### Dataset extract
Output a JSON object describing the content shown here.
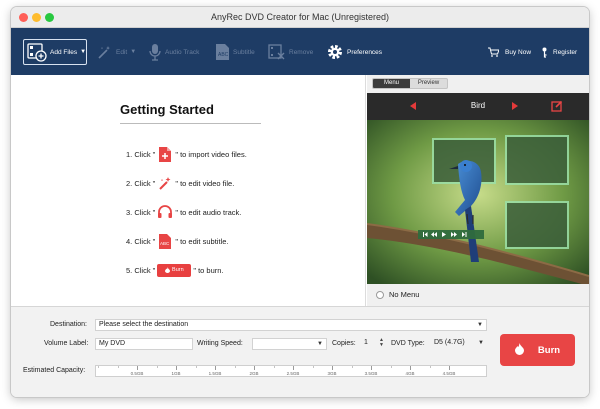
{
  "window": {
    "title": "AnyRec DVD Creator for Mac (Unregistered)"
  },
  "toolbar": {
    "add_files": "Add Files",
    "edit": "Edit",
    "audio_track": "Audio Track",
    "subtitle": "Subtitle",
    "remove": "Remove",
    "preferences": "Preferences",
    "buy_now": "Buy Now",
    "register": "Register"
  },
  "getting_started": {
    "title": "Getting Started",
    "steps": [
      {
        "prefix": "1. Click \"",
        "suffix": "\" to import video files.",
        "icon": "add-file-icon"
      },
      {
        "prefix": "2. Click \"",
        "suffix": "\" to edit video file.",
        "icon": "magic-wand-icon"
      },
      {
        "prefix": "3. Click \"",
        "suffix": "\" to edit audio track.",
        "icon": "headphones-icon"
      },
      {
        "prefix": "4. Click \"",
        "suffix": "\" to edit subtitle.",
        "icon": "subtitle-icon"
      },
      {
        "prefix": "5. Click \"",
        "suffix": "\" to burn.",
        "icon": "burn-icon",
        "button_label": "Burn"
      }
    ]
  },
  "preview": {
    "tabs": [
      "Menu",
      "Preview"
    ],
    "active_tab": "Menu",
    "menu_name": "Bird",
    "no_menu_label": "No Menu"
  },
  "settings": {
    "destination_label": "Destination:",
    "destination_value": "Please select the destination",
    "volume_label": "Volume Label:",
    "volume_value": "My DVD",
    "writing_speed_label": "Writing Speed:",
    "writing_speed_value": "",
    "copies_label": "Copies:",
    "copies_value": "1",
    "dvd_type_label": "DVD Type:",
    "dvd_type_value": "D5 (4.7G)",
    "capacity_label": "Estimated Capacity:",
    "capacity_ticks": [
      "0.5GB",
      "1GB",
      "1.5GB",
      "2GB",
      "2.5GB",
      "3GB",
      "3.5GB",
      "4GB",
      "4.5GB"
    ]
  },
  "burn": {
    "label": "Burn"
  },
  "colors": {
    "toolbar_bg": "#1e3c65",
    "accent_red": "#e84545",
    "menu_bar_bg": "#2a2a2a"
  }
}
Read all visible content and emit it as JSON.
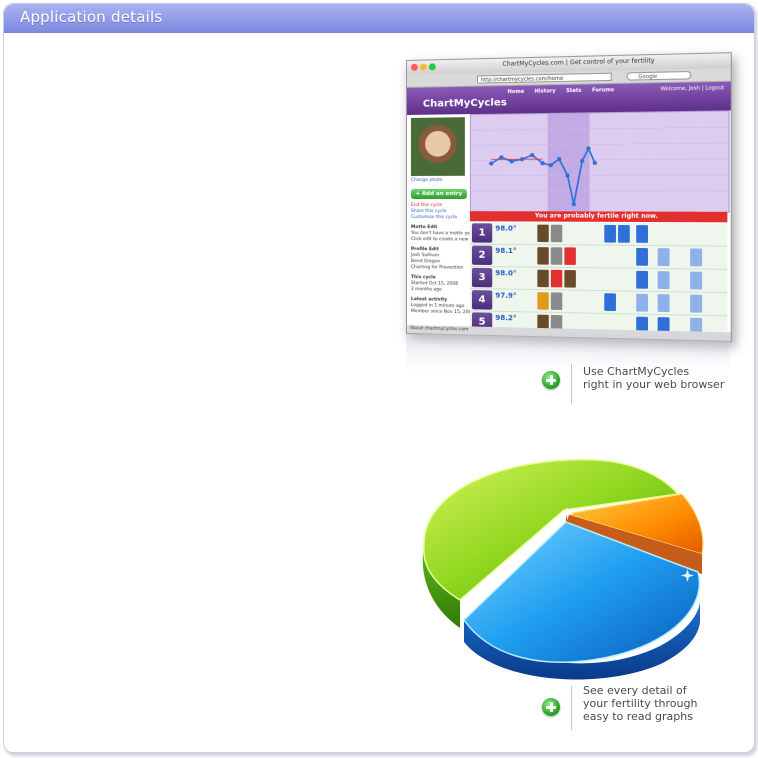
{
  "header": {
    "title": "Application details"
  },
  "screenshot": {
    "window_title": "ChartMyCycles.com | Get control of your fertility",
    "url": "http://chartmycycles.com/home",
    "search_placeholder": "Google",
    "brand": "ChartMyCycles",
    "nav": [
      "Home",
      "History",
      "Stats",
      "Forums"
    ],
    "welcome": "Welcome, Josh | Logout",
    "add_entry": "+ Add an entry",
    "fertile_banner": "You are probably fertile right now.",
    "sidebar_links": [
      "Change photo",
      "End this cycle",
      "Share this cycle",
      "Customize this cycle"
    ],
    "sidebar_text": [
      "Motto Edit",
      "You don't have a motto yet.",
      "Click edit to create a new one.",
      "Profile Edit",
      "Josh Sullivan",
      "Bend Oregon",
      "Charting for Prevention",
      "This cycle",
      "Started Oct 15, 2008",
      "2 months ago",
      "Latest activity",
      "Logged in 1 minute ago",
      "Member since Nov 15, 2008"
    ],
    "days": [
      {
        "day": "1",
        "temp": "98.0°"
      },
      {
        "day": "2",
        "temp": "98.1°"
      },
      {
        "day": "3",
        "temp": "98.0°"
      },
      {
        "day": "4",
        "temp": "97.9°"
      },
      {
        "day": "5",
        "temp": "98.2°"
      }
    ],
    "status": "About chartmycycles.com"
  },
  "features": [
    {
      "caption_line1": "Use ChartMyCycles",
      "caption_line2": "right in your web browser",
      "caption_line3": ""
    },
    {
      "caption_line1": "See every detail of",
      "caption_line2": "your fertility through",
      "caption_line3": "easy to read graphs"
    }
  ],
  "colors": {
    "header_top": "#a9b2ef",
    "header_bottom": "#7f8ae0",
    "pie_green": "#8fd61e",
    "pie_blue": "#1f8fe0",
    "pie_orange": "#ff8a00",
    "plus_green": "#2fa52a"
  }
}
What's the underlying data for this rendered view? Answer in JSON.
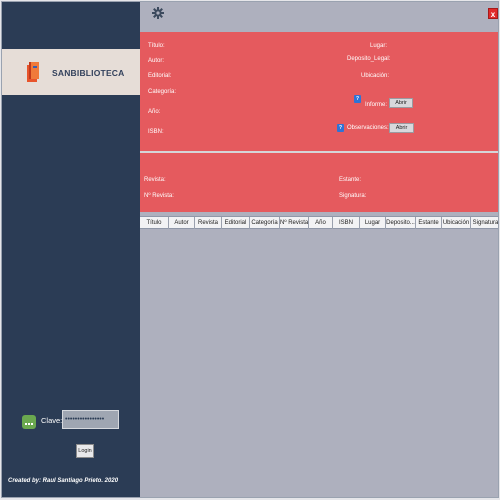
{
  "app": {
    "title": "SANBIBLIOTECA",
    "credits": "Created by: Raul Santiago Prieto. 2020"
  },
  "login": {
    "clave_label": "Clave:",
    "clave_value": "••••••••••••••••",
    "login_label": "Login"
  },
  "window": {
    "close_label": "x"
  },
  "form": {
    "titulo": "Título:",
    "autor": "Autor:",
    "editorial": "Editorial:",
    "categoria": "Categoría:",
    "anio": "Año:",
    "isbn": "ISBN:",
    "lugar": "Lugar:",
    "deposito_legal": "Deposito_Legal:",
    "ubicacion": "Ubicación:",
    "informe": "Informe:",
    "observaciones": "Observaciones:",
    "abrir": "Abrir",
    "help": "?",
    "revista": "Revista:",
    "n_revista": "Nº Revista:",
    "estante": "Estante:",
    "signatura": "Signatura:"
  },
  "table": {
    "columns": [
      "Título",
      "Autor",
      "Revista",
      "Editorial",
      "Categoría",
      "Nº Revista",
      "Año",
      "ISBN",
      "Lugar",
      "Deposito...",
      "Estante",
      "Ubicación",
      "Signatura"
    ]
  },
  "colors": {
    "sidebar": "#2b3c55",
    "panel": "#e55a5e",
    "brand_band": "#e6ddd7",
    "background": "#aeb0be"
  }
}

### Requirement
Select every line of the material above holding the word "prefix" and copy it.

### Worked answer
        "prefix": "1. Click \"",
        "prefix": "2. Click \"",
        "prefix": "3. Click \"",
        "prefix": "4. Click \"",
        "prefix": "5. Click \"",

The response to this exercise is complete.